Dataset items
— begin —

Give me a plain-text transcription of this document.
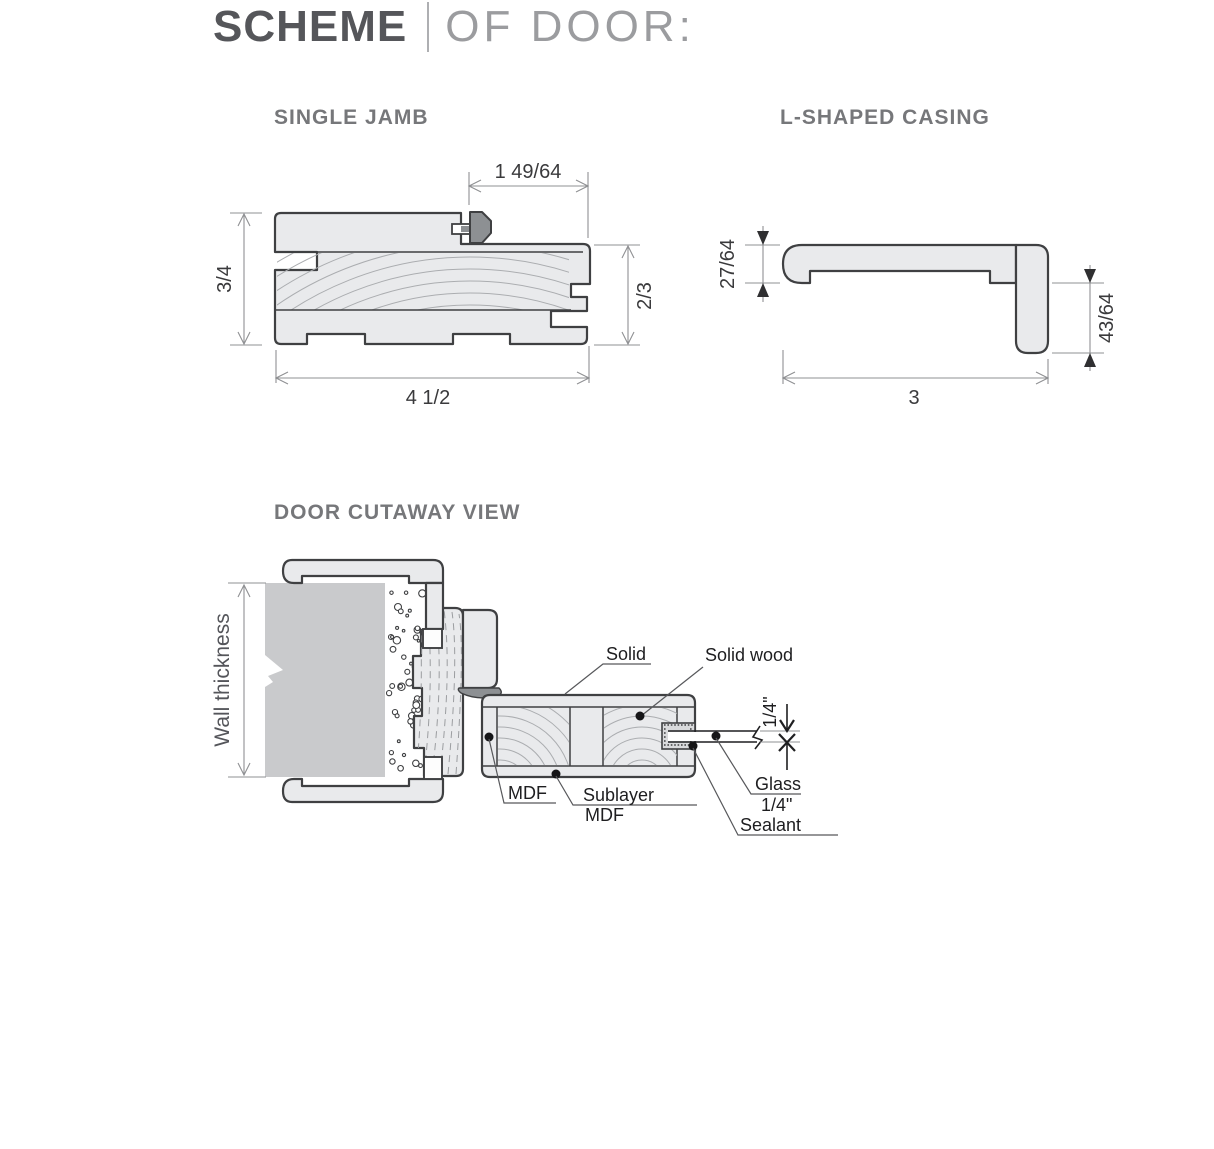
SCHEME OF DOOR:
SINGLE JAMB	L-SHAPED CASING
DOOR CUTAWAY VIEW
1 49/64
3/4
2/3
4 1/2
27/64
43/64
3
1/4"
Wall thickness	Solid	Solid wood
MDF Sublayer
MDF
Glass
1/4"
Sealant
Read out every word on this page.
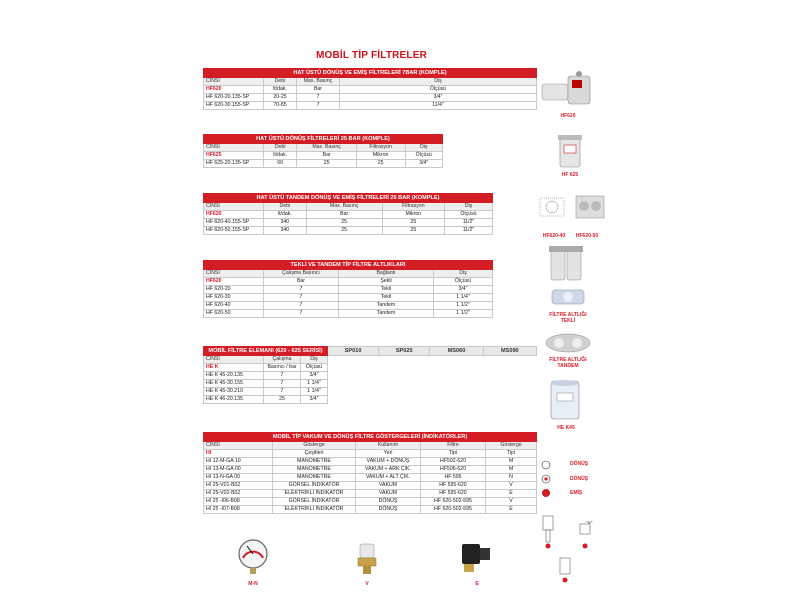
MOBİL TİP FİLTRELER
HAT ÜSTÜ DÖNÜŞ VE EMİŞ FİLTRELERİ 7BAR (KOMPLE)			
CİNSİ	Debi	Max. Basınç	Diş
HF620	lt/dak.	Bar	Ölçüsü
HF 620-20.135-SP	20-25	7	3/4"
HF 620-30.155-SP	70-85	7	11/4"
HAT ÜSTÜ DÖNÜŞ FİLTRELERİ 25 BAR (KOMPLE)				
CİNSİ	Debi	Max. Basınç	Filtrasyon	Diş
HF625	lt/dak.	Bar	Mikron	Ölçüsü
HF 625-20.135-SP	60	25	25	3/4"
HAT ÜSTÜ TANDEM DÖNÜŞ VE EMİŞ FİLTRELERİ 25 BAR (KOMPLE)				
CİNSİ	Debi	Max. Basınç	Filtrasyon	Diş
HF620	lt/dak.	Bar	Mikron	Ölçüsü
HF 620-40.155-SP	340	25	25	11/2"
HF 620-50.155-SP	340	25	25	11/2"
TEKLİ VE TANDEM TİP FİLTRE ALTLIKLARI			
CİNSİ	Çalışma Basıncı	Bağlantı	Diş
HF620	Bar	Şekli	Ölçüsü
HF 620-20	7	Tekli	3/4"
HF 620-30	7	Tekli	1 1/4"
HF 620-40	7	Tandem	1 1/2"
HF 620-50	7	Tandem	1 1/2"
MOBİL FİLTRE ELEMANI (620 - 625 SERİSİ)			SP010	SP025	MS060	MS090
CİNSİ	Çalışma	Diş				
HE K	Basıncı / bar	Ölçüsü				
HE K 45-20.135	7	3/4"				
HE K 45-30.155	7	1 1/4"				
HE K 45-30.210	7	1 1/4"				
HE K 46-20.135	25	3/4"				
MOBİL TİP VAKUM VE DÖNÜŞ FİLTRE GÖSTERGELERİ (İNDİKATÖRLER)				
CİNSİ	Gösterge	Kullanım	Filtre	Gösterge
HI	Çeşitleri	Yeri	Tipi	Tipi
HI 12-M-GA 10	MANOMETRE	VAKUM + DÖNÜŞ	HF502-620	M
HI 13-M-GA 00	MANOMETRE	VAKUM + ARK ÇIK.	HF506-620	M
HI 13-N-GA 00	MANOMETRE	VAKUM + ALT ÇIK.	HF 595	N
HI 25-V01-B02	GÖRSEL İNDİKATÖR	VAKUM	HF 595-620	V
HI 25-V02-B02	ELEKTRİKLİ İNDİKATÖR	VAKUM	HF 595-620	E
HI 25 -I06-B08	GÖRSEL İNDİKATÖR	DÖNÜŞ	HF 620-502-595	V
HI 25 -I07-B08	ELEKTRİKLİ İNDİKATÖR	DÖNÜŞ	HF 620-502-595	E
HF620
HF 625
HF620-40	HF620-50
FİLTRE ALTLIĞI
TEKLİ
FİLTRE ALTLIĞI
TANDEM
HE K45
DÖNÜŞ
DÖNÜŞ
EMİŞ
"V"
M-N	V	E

— end —

Pick out the lines that have the word "Çalışma". Copy them all.

CİNSİ	Çalışma Basıncı	Bağlantı	Diş
CİNSİ	Çalışma	Diş				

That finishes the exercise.